§ PROMPT A:
Answer these questions using the passage about teaching reading to a special ed class.
(i) What shirt was the teenager crossing the quad wearing?
(ii) How many students attended the school?
(iii) By the second year, what did the narrator realize was part of the problem?
§ PROMPT B: Write the next part of the passage about teaching reading to a special ed class, picking up after its final sentence.

§ PASSAGE PROVIDED:

============================================================

I'd taught the class for weeks, and by this point the kids are in open revolt. It's the end of the day, they don't want to be there, and as a new teacher I'm fresh meat. I'm about to to lose my temper.

"Than let's see how a general ed student reads." I declared grandly.

Outside the bungalow I spotted a teenager wearing a black Metallica T-shirt slouching across the quad. "Hey kid!" I called out. "C'mere, I need you for something."

As the teenager approached, braces glinting in the afternoon sun, my class of special ed students began to freak out, terrified at the thought of being embarrassed in front of a student from general ed. In a school of 5000 students, there is anonymity, but there isn't a special ed student alive who isn't terrified of being "outed"; of being thought of as dumb.

My students covered their heads, raised up their hoods, retreating to the back of the room - one ran and hid in the closet. When Metallica gets to my room I handed him one of the phonetics books.

"Read this."

Metallica stared at the book, confused. A second later he made an attempt to read it.

"The....man....walk..ed...out...to...."

The class cracked up, backs straightening, terror evaporating, fear gone in an instant. My student in the closet leapt outward, bounding up to the front of the room.

"You see, Mister!" she laughs. "You see! We do read as good as all the other kids."

I shouldn't have been surprised.
Kids don't read.

By my second year I realized part of the problem was lack of reading material, what was available was either too easy or too difficult. Precious little was in the comprehension "sweet spot", easy enough to be decoded, but interesting enough to be challenging. I scoured book rooms and searched book stores in a never ending quest for stories that would spark interest.

============================================================

§ RAW DATA:

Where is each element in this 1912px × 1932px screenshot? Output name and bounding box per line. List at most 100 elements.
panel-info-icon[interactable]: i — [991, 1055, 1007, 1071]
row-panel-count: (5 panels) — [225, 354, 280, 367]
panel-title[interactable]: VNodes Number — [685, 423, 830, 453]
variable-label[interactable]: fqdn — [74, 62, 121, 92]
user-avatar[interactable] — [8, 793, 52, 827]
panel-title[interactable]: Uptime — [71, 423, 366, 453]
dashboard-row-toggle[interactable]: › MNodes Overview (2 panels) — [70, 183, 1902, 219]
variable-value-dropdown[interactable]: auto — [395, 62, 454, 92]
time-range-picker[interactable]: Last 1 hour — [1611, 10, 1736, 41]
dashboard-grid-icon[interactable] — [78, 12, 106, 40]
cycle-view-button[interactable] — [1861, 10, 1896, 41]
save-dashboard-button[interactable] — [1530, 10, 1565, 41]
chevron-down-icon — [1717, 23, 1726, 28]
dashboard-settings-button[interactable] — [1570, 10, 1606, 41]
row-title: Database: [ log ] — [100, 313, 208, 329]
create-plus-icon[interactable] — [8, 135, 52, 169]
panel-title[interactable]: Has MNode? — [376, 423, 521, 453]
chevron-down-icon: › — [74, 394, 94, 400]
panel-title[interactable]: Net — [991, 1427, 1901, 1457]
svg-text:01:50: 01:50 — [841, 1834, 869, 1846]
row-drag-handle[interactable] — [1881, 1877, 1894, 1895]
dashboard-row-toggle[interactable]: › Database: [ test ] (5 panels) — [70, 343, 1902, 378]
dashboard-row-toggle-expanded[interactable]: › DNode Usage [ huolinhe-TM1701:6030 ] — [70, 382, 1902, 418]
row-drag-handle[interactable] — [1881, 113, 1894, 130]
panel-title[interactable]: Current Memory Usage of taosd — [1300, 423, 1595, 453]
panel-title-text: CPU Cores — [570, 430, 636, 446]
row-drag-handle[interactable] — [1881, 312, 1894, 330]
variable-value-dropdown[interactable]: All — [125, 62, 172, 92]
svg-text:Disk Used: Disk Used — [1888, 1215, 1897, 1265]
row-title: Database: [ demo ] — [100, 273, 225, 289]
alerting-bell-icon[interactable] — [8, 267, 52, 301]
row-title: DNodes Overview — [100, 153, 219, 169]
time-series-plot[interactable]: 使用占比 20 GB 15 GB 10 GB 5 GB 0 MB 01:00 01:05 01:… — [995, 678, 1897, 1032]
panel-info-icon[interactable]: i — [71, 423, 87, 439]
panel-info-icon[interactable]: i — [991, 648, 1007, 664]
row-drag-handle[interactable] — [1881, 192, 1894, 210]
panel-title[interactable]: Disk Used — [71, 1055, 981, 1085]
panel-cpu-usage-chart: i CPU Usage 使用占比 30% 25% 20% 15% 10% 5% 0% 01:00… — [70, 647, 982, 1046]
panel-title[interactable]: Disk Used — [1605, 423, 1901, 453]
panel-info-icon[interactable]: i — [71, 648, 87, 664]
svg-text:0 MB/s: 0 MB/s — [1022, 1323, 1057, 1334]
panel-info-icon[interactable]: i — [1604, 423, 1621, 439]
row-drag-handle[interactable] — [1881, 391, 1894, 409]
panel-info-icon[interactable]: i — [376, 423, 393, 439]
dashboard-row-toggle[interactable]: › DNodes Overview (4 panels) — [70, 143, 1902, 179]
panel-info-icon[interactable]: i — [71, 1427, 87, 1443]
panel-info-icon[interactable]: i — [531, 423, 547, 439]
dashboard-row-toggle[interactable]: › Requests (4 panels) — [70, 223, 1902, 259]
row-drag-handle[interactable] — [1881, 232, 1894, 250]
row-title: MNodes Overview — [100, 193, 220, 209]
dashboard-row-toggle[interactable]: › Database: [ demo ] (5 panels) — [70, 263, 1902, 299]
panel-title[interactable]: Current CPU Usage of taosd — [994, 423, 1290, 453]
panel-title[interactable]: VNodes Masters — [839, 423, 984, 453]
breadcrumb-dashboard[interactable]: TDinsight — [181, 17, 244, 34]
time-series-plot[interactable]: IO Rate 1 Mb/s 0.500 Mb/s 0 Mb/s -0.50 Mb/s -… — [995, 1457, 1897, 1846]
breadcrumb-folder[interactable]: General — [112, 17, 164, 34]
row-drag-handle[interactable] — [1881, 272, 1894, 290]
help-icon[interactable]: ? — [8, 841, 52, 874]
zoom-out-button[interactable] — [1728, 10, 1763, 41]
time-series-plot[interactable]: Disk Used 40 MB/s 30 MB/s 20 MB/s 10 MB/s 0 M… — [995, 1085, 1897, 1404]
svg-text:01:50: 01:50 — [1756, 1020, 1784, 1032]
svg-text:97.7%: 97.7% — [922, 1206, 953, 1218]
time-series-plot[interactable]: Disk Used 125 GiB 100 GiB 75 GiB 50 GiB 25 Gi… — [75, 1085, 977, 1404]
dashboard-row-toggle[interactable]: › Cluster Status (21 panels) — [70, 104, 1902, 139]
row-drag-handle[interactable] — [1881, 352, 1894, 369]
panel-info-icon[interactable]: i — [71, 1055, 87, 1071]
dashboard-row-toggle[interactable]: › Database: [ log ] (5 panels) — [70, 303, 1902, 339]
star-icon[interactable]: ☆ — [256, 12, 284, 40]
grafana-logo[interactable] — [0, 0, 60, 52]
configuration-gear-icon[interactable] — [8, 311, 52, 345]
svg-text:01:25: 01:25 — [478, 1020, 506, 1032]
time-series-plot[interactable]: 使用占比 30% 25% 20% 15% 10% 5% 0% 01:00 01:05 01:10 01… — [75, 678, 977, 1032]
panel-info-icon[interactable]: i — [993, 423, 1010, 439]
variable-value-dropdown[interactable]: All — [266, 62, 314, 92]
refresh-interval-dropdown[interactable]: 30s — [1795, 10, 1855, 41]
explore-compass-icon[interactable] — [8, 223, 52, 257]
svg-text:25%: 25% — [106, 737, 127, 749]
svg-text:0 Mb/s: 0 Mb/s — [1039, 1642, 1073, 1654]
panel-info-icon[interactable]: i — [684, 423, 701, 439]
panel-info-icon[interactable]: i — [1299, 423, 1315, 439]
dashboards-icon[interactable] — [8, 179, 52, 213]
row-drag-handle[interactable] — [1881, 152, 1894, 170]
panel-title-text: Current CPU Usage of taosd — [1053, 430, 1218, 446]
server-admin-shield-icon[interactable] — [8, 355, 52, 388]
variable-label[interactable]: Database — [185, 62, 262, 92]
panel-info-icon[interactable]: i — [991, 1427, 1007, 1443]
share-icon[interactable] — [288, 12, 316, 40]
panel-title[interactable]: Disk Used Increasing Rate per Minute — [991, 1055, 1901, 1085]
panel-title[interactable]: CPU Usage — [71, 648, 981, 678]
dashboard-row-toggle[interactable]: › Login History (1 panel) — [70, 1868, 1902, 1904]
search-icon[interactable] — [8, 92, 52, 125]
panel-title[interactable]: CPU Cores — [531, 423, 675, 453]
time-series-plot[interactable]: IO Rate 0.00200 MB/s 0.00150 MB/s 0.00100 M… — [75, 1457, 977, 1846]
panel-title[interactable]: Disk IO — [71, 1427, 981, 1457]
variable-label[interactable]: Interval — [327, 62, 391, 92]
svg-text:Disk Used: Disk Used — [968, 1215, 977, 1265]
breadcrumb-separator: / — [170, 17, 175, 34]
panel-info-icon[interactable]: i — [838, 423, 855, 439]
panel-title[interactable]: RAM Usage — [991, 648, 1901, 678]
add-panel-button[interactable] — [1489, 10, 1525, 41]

============================================================

§ TASK RESPONSE A:
(i) A black Metallica T-shirt.
(ii) 5000 students.
(iii) A lack of reading material: what was available was either too easy or too difficult.

§ TASK RESPONSE B:
There wasn't much. The district claims they have identified 4,700 books that are high interest, low readability material, but that is a gross exaggeration.

I put the number at less than ten. House on Mango Street, Holes, The Outsiders, A Child Called It - how many times can I teach the same novel? Animal Farm? Too abstract. To Kill a Mockingbird? Too different, the deep South might as well be science fiction and take place on Mars. For the majority of the students, even vampire goth drivel like Twilight is a challenge.

After a few years, it occurred to me that perhaps I should begin writing my own stories. After all, who knows their audience better?

Once upon a time, before I was a teacher, I was a writer.

I decided to write a survival story about a student who is afraid to come to school because he doesn't want to get "jumped" by a rival gang. Each chapter was kept to a few pages, written in 14 font with shorter margins and wide spaces to make it easier for struggling readers. Unlike most novels, I was writing in a setting that "mirrored" the students world, an inner city high school, a story that kids could immediately pick up, access, and understand.

They devoured the first chapter. What happens next, Mister! What happens next! I wrote a second chapter from the point of view of a girl who secretly has a crush on the kid hiding from the gang, then a third chapter from a "stoners" perspective. By the time I get to the goth girl in chapter 7, I was starting to realize I had a book.

And so Crossed Out: A City Tales Novel, was born.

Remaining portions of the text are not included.